To do
Work through the following lines and count those that hold the word "data". Reply with that number only.
[start]
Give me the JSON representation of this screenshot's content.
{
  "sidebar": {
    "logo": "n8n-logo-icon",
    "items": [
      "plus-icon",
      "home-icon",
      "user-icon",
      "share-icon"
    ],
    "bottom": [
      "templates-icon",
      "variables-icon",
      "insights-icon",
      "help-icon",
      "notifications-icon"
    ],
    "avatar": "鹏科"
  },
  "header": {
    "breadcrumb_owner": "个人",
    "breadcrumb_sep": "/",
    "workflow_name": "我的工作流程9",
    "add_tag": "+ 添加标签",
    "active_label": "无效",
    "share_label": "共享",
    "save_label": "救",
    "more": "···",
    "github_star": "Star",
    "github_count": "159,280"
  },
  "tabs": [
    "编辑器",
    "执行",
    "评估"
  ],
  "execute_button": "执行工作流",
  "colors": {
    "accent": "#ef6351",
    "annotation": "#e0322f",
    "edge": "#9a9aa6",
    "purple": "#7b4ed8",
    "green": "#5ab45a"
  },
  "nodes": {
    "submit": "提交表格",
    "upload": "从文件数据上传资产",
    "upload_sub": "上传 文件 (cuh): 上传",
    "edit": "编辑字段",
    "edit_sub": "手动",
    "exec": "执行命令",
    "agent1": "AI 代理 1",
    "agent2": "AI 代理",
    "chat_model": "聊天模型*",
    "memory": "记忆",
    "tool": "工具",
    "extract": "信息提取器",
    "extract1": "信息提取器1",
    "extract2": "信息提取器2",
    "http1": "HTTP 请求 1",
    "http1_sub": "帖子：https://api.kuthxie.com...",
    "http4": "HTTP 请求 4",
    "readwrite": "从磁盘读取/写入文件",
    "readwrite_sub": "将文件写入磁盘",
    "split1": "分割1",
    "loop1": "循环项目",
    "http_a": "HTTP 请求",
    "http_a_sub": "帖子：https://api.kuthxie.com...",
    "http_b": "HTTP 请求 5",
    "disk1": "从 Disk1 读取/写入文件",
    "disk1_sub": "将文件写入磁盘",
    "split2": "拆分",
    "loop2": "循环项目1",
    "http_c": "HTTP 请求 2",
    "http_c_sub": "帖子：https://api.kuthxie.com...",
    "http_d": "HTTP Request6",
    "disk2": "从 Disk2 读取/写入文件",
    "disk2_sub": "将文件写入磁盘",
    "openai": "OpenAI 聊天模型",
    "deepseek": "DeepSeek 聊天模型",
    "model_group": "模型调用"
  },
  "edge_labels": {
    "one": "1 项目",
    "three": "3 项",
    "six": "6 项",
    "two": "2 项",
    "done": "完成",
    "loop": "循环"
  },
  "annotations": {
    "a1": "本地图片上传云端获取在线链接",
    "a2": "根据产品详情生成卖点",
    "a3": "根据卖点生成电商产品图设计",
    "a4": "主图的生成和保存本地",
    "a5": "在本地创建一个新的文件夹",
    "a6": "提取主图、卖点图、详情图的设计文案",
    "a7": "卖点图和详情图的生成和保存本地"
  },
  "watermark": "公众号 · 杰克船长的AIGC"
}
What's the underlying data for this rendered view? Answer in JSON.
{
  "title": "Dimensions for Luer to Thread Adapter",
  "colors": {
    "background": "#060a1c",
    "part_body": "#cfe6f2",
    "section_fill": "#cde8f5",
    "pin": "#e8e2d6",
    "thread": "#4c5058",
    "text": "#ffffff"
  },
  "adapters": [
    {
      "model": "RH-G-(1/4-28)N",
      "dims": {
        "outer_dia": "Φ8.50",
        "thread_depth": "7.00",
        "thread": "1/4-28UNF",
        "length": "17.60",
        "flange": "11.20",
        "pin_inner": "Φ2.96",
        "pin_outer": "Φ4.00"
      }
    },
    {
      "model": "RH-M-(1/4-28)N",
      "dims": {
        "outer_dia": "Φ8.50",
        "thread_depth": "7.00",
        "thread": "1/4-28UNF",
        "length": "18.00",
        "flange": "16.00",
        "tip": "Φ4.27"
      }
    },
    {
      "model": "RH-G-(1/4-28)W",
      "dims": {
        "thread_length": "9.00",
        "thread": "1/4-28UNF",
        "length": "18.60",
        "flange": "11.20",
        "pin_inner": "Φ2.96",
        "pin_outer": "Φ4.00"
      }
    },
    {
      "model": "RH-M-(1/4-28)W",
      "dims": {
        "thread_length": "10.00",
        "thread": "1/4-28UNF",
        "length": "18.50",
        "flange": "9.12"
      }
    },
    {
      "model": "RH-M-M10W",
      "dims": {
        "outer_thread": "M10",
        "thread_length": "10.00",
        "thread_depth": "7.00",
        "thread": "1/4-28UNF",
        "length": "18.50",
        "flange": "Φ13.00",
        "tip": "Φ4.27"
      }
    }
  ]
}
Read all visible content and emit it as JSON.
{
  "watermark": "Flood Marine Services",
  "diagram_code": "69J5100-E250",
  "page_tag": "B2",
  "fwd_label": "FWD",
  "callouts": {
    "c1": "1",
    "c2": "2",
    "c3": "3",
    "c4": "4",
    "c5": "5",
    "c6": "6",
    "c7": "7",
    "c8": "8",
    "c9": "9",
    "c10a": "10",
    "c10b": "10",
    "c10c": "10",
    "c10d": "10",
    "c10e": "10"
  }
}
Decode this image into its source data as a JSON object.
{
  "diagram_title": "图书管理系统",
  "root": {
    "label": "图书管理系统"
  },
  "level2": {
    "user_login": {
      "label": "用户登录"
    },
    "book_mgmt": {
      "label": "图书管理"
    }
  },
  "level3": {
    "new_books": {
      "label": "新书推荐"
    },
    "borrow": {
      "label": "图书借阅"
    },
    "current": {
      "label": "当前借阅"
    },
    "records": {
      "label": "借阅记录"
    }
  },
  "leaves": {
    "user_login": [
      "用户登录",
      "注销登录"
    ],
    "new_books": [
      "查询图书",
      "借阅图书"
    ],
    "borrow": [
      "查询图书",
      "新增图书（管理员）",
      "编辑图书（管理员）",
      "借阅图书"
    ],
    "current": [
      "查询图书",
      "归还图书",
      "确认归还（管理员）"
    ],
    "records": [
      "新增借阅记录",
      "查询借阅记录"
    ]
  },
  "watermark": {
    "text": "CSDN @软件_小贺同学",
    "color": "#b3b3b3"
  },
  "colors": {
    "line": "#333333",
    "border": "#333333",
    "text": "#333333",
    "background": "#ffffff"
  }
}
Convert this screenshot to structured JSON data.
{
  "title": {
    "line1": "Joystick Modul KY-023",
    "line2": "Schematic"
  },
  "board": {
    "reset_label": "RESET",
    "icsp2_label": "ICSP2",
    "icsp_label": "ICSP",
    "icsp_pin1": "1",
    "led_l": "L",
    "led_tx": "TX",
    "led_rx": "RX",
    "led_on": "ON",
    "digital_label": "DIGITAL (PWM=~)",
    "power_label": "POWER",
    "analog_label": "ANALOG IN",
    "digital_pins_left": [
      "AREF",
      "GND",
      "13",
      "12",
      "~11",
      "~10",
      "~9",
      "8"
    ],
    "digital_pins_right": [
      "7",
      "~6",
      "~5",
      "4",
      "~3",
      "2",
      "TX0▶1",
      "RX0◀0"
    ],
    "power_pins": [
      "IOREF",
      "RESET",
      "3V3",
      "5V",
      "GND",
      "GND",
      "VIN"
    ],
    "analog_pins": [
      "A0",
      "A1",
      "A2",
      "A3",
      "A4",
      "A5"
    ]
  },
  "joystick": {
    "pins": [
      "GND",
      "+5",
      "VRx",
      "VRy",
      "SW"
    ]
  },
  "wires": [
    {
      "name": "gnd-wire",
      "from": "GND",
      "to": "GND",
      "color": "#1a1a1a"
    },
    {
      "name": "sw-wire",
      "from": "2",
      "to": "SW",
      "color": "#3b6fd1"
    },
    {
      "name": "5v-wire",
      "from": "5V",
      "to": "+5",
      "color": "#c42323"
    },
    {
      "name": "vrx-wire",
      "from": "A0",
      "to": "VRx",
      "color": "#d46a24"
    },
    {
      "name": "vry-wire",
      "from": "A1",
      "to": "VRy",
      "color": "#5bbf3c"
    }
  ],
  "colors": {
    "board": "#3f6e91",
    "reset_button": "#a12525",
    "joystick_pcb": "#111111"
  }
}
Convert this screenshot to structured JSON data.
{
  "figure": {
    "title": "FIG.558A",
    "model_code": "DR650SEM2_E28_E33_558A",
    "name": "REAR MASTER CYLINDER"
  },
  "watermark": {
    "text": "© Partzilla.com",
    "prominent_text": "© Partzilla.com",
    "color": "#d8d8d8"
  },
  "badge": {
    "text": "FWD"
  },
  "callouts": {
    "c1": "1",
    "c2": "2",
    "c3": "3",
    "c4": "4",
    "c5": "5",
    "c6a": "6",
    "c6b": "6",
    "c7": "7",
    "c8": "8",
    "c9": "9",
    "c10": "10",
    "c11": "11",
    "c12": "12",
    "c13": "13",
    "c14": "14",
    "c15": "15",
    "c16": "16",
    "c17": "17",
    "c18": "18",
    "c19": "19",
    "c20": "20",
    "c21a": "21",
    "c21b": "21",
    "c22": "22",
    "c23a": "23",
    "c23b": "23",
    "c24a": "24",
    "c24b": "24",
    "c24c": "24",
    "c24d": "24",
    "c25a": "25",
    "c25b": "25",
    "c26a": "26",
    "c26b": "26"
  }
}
[end]
Exercise result
4